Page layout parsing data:
= = =

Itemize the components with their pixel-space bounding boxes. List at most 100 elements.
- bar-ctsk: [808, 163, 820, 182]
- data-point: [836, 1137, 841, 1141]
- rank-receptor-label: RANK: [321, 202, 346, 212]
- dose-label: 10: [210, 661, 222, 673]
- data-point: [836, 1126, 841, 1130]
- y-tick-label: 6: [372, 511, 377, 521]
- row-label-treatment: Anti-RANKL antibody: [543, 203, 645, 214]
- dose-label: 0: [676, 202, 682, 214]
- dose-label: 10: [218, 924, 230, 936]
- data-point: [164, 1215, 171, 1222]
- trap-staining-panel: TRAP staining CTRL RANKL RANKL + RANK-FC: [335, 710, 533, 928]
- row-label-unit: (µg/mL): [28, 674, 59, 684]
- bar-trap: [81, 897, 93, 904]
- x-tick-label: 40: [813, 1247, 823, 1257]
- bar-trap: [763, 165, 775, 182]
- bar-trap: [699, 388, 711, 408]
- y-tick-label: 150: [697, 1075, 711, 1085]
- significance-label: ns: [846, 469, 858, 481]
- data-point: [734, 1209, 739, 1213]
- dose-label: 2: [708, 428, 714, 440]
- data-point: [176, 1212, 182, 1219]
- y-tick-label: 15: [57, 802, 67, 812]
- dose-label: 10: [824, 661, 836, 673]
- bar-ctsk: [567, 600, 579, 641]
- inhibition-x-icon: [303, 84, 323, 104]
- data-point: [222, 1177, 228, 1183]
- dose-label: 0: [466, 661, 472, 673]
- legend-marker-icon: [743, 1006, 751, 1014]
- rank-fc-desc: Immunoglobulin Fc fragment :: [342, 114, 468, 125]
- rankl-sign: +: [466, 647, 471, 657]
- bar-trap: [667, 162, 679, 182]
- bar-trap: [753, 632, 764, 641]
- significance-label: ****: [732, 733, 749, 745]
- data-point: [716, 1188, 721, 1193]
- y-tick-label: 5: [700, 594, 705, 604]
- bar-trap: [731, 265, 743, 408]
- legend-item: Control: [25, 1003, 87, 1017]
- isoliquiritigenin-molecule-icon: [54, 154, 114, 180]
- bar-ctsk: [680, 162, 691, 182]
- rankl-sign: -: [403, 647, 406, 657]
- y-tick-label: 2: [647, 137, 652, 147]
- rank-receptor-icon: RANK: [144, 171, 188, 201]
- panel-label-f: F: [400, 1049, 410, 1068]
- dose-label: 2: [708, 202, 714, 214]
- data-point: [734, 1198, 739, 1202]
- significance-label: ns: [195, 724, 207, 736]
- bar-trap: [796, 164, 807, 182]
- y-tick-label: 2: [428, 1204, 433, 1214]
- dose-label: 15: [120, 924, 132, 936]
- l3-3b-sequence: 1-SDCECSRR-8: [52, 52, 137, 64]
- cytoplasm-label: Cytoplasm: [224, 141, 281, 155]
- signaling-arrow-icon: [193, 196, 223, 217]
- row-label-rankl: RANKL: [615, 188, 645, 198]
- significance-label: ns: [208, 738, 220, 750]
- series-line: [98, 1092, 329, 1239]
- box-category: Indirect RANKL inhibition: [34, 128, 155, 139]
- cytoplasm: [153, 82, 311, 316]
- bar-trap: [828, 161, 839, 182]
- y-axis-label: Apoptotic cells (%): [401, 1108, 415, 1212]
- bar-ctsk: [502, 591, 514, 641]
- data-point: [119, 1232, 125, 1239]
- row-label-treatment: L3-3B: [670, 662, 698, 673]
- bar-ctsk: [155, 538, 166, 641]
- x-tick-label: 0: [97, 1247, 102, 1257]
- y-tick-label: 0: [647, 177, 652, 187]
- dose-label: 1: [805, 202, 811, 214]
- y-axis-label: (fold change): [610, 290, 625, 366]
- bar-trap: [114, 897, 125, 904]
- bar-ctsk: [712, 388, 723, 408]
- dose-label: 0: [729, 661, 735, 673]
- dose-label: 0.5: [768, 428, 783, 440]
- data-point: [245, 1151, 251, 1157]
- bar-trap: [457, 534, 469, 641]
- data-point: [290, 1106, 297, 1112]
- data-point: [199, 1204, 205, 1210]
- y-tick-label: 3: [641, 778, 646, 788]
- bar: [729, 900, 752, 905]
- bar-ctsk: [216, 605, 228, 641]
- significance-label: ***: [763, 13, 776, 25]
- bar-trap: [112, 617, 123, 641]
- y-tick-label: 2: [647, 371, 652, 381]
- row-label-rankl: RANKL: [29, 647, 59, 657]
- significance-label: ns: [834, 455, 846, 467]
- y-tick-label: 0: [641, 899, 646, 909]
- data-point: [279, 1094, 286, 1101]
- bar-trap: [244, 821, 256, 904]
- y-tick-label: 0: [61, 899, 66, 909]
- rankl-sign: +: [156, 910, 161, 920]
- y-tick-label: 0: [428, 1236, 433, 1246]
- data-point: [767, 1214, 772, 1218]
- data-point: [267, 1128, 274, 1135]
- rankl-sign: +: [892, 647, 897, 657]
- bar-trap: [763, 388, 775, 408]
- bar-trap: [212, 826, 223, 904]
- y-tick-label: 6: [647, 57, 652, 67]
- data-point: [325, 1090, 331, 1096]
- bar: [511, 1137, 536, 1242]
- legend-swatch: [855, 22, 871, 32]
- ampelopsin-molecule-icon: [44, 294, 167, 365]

= = =

# INSTRUCTIONS FOR THE TASK
When you reach the end of the data above, set it all down again unchanged.

# TASK OUTPUT
Itemize the components with their pixel-space bounding boxes. List at most 100 elements.
- bar-ctsk: [808, 163, 820, 182]
- data-point: [836, 1137, 841, 1141]
- rank-receptor-label: RANK: [321, 202, 346, 212]
- dose-label: 10: [210, 661, 222, 673]
- data-point: [836, 1126, 841, 1130]
- y-tick-label: 6: [372, 511, 377, 521]
- row-label-treatment: Anti-RANKL antibody: [543, 203, 645, 214]
- dose-label: 0: [676, 202, 682, 214]
- dose-label: 10: [218, 924, 230, 936]
- data-point: [164, 1215, 171, 1222]
- trap-staining-panel: TRAP staining CTRL RANKL RANKL + RANK-FC: [335, 710, 533, 928]
- row-label-unit: (µg/mL): [28, 674, 59, 684]
- bar-trap: [81, 897, 93, 904]
- x-tick-label: 40: [813, 1247, 823, 1257]
- bar-trap: [763, 165, 775, 182]
- bar-trap: [699, 388, 711, 408]
- y-tick-label: 150: [697, 1075, 711, 1085]
- significance-label: ns: [846, 469, 858, 481]
- data-point: [734, 1209, 739, 1213]
- dose-label: 2: [708, 428, 714, 440]
- data-point: [176, 1212, 182, 1219]
- y-tick-label: 15: [57, 802, 67, 812]
- dose-label: 10: [824, 661, 836, 673]
- bar-ctsk: [567, 600, 579, 641]
- inhibition-x-icon: [303, 84, 323, 104]
- data-point: [222, 1177, 228, 1183]
- dose-label: 0: [466, 661, 472, 673]
- legend-marker-icon: [743, 1006, 751, 1014]
- rank-fc-desc: Immunoglobulin Fc fragment :: [342, 114, 468, 125]
- rankl-sign: +: [466, 647, 471, 657]
- bar-trap: [667, 162, 679, 182]
- bar-trap: [753, 632, 764, 641]
- significance-label: ****: [732, 733, 749, 745]
- data-point: [716, 1188, 721, 1193]
- y-tick-label: 5: [700, 594, 705, 604]
- bar-trap: [731, 265, 743, 408]
- legend-item: Control: [25, 1003, 87, 1017]
- isoliquiritigenin-molecule-icon: [54, 154, 114, 180]
- bar-ctsk: [680, 162, 691, 182]
- rankl-sign: -: [403, 647, 406, 657]
- y-tick-label: 2: [647, 137, 652, 147]
- rank-receptor-icon: RANK: [144, 171, 188, 201]
- panel-label-f: F: [400, 1049, 410, 1068]
- dose-label: 2: [708, 202, 714, 214]
- data-point: [734, 1198, 739, 1202]
- significance-label: ns: [195, 724, 207, 736]
- bar-trap: [796, 164, 807, 182]
- y-tick-label: 2: [428, 1204, 433, 1214]
- dose-label: 15: [120, 924, 132, 936]
- l3-3b-sequence: 1-SDCECSRR-8: [52, 52, 137, 64]
- cytoplasm-label: Cytoplasm: [224, 141, 281, 155]
- signaling-arrow-icon: [193, 196, 223, 217]
- row-label-rankl: RANKL: [615, 188, 645, 198]
- significance-label: ns: [208, 738, 220, 750]
- series-line: [98, 1092, 329, 1239]
- box-category: Indirect RANKL inhibition: [34, 128, 155, 139]
- cytoplasm: [153, 82, 311, 316]
- bar-trap: [828, 161, 839, 182]
- y-axis-label: Apoptotic cells (%): [401, 1108, 415, 1212]
- bar-ctsk: [502, 591, 514, 641]
- data-point: [119, 1232, 125, 1239]
- row-label-treatment: L3-3B: [670, 662, 698, 673]
- bar-ctsk: [155, 538, 166, 641]
- x-tick-label: 0: [97, 1247, 102, 1257]
- y-tick-label: 0: [647, 177, 652, 187]
- dose-label: 1: [805, 202, 811, 214]
- y-axis-label: (fold change): [610, 290, 625, 366]
- bar-trap: [114, 897, 125, 904]
- bar-ctsk: [712, 388, 723, 408]
- dose-label: 0: [729, 661, 735, 673]
- dose-label: 0.5: [768, 428, 783, 440]
- data-point: [245, 1151, 251, 1157]
- bar-trap: [457, 534, 469, 641]
- data-point: [290, 1106, 297, 1112]
- data-point: [199, 1204, 205, 1210]
- y-tick-label: 3: [641, 778, 646, 788]
- bar: [729, 900, 752, 905]
- bar-ctsk: [216, 605, 228, 641]
- significance-label: ***: [763, 13, 776, 25]
- bar-trap: [112, 617, 123, 641]
- y-tick-label: 2: [647, 371, 652, 381]
- row-label-rankl: RANKL: [29, 647, 59, 657]
- significance-label: ns: [834, 455, 846, 467]
- y-tick-label: 0: [641, 899, 646, 909]
- data-point: [279, 1094, 286, 1101]
- bar-trap: [244, 821, 256, 904]
- y-tick-label: 0: [61, 899, 66, 909]
- rankl-sign: +: [156, 910, 161, 920]
- y-tick-label: 0: [428, 1236, 433, 1246]
- data-point: [767, 1214, 772, 1218]
- data-point: [267, 1128, 274, 1135]
- rankl-sign: +: [892, 647, 897, 657]
- bar-trap: [763, 388, 775, 408]
- bar-trap: [212, 826, 223, 904]
- y-tick-label: 6: [647, 57, 652, 67]
- data-point: [325, 1090, 331, 1096]
- bar: [511, 1137, 536, 1242]
- legend-swatch: [855, 22, 871, 32]
- ampelopsin-molecule-icon: [44, 294, 167, 365]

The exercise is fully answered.